### Direction
Count the lines that hold the string "Expressions". Reply with the number alone.

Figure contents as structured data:
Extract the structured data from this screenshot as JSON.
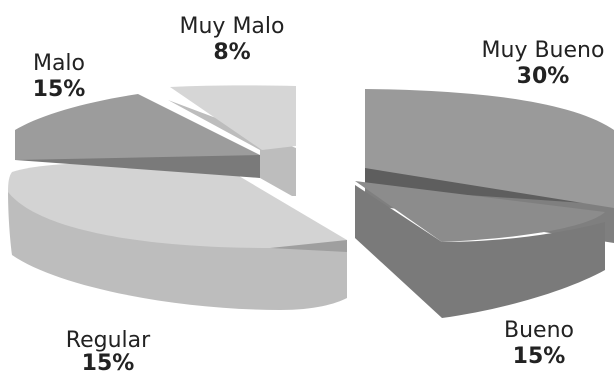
{
  "chart_data": {
    "type": "pie",
    "style": "3d-exploded",
    "slices": [
      {
        "name": "Muy Bueno",
        "value": 30,
        "value_label": "30%",
        "color": "#9a9a9a"
      },
      {
        "name": "Bueno",
        "value": 15,
        "value_label": "15%",
        "color": "#8c8c8c"
      },
      {
        "name": "Regular",
        "value": 15,
        "value_label": "15%",
        "color": "#cfcfcf"
      },
      {
        "name": "Malo",
        "value": 15,
        "value_label": "15%",
        "color": "#9c9c9c"
      },
      {
        "name": "Muy Malo",
        "value": 8,
        "value_label": "8%",
        "color": "#d6d6d6"
      }
    ],
    "legend": "none",
    "labels": "outside"
  }
}
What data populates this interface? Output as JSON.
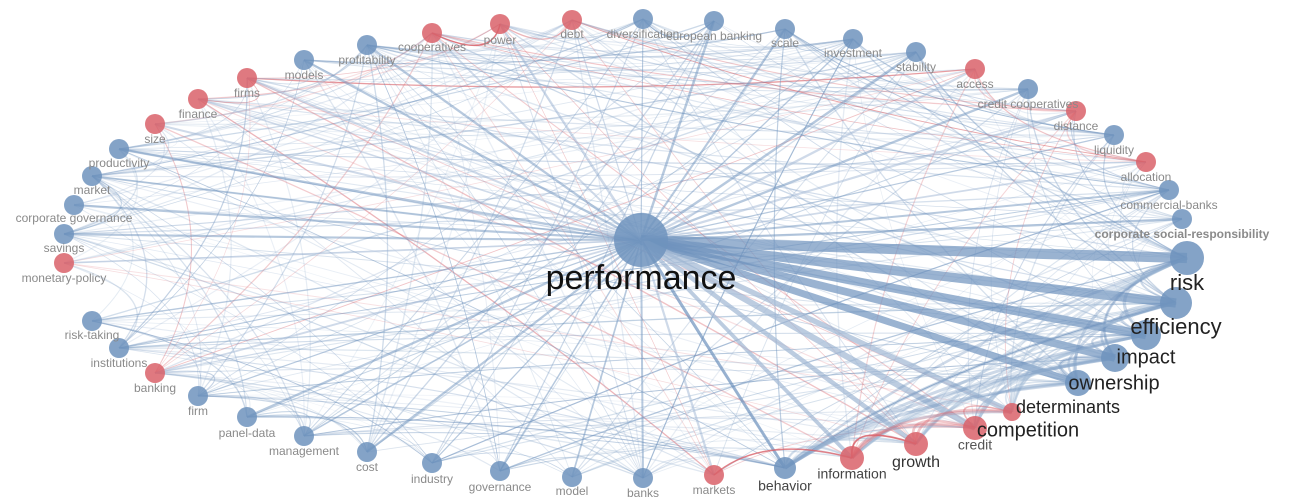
{
  "nodes": [
    {
      "label": "performance",
      "color": "#6f93bd"
    },
    {
      "label": "risk",
      "color": "#6f93bd"
    },
    {
      "label": "efficiency",
      "color": "#6f93bd"
    },
    {
      "label": "impact",
      "color": "#6f93bd"
    },
    {
      "label": "ownership",
      "color": "#6f93bd"
    },
    {
      "label": "determinants",
      "color": "#6f93bd"
    },
    {
      "label": "competition",
      "color": "#d9626a"
    },
    {
      "label": "credit",
      "color": "#d9626a"
    },
    {
      "label": "growth",
      "color": "#d9626a"
    },
    {
      "label": "information",
      "color": "#d9626a"
    },
    {
      "label": "behavior",
      "color": "#6f93bd"
    },
    {
      "label": "markets",
      "color": "#d9626a"
    },
    {
      "label": "banks",
      "color": "#6f93bd"
    },
    {
      "label": "model",
      "color": "#6f93bd"
    },
    {
      "label": "governance",
      "color": "#6f93bd"
    },
    {
      "label": "industry",
      "color": "#6f93bd"
    },
    {
      "label": "cost",
      "color": "#6f93bd"
    },
    {
      "label": "management",
      "color": "#6f93bd"
    },
    {
      "label": "panel-data",
      "color": "#6f93bd"
    },
    {
      "label": "firm",
      "color": "#6f93bd"
    },
    {
      "label": "banking",
      "color": "#d9626a"
    },
    {
      "label": "institutions",
      "color": "#6f93bd"
    },
    {
      "label": "risk-taking",
      "color": "#6f93bd"
    },
    {
      "label": "monetary-policy",
      "color": "#d9626a"
    },
    {
      "label": "savings",
      "color": "#6f93bd"
    },
    {
      "label": "corporate governance",
      "color": "#6f93bd"
    },
    {
      "label": "market",
      "color": "#6f93bd"
    },
    {
      "label": "productivity",
      "color": "#6f93bd"
    },
    {
      "label": "size",
      "color": "#d9626a"
    },
    {
      "label": "finance",
      "color": "#d9626a"
    },
    {
      "label": "firms",
      "color": "#d9626a"
    },
    {
      "label": "models",
      "color": "#6f93bd"
    },
    {
      "label": "profitability",
      "color": "#6f93bd"
    },
    {
      "label": "cooperatives",
      "color": "#d9626a"
    },
    {
      "label": "power",
      "color": "#d9626a"
    },
    {
      "label": "debt",
      "color": "#d9626a"
    },
    {
      "label": "diversification",
      "color": "#6f93bd"
    },
    {
      "label": "european banking",
      "color": "#6f93bd"
    },
    {
      "label": "scale",
      "color": "#6f93bd"
    },
    {
      "label": "investment",
      "color": "#6f93bd"
    },
    {
      "label": "stability",
      "color": "#6f93bd"
    },
    {
      "label": "access",
      "color": "#d9626a"
    },
    {
      "label": "credit cooperatives",
      "color": "#6f93bd"
    },
    {
      "label": "distance",
      "color": "#d9626a"
    },
    {
      "label": "liquidity",
      "color": "#6f93bd"
    },
    {
      "label": "allocation",
      "color": "#d9626a"
    },
    {
      "label": "commercial-banks",
      "color": "#6f93bd"
    },
    {
      "label": "corporate social-responsibility",
      "color": "#6f93bd"
    }
  ]
}
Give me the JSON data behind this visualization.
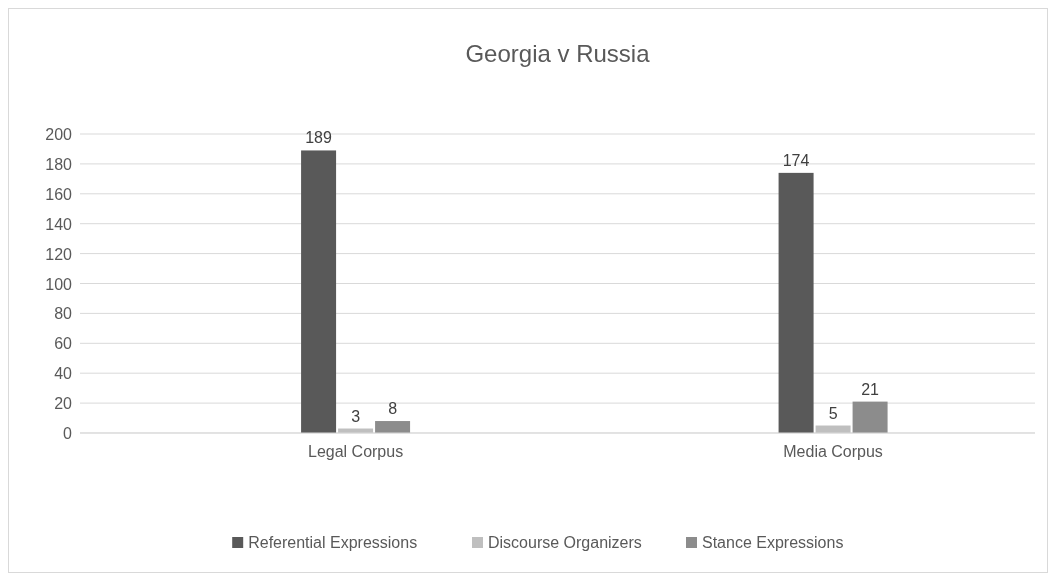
{
  "chart_data": {
    "type": "bar",
    "title": "Georgia v Russia",
    "categories": [
      "Legal Corpus",
      "Media Corpus"
    ],
    "series": [
      {
        "name": "Referential Expressions",
        "color": "#595959",
        "values": [
          189,
          174
        ]
      },
      {
        "name": "Discourse Organizers",
        "color": "#bfbfbf",
        "values": [
          3,
          5
        ]
      },
      {
        "name": "Stance Expressions",
        "color": "#8c8c8c",
        "values": [
          8,
          21
        ]
      }
    ],
    "ylim": [
      0,
      200
    ],
    "yticks": [
      0,
      20,
      40,
      60,
      80,
      100,
      120,
      140,
      160,
      180,
      200
    ],
    "grid": "y",
    "legend": "bottom",
    "data_labels": true
  }
}
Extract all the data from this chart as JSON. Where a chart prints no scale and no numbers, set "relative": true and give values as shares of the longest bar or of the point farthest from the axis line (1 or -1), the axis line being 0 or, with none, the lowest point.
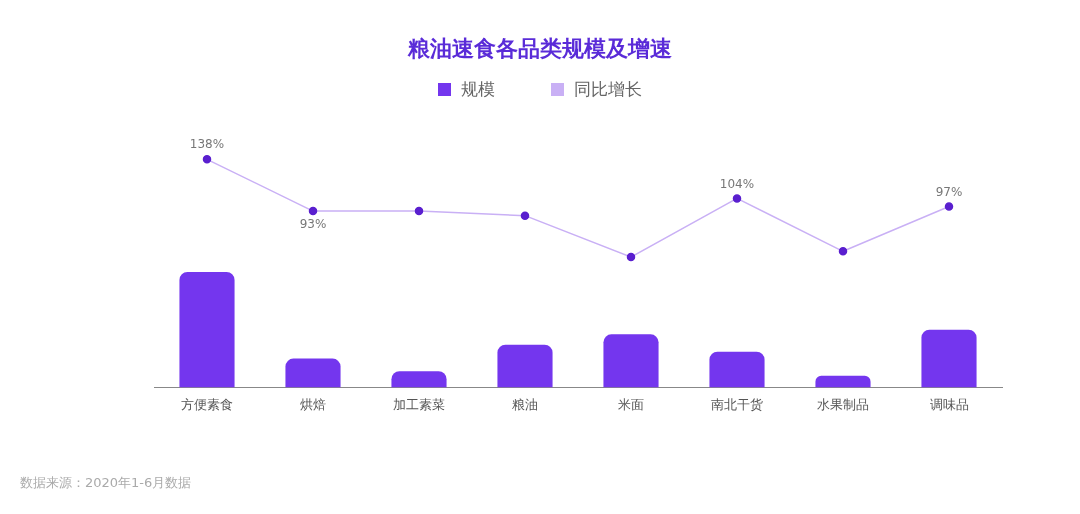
{
  "chart_data": [
    {
      "type": "line",
      "title": "粮油速食各品类规模及增速",
      "categories": [
        null,
        null,
        null,
        null,
        null,
        null,
        null,
        null
      ],
      "legend": "top",
      "grid": false,
      "marker": "circle",
      "series": [
        {
          "name": "同比增长",
          "color": "#c9b0f5",
          "values": [
            138,
            93,
            93,
            89,
            53,
            104,
            58,
            97
          ],
          "value_labels": [
            "138%",
            "93%",
            null,
            null,
            null,
            "104%",
            null,
            "97%"
          ]
        }
      ]
    },
    {
      "type": "bar",
      "categories": [
        "方便素食",
        "烘焙",
        "加工素菜",
        "粮油",
        "米面",
        "南北干货",
        "水果制品",
        "调味品"
      ],
      "relative": true,
      "legend": "top",
      "grid": false,
      "series": [
        {
          "name": "规模",
          "color": "#7436ee",
          "values": [
            1,
            0.25,
            0.14,
            0.37,
            0.46,
            0.31,
            0.1,
            0.5
          ]
        }
      ],
      "annotations": [
        "数据来源：2020年1-6月数据"
      ]
    }
  ]
}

### Response
2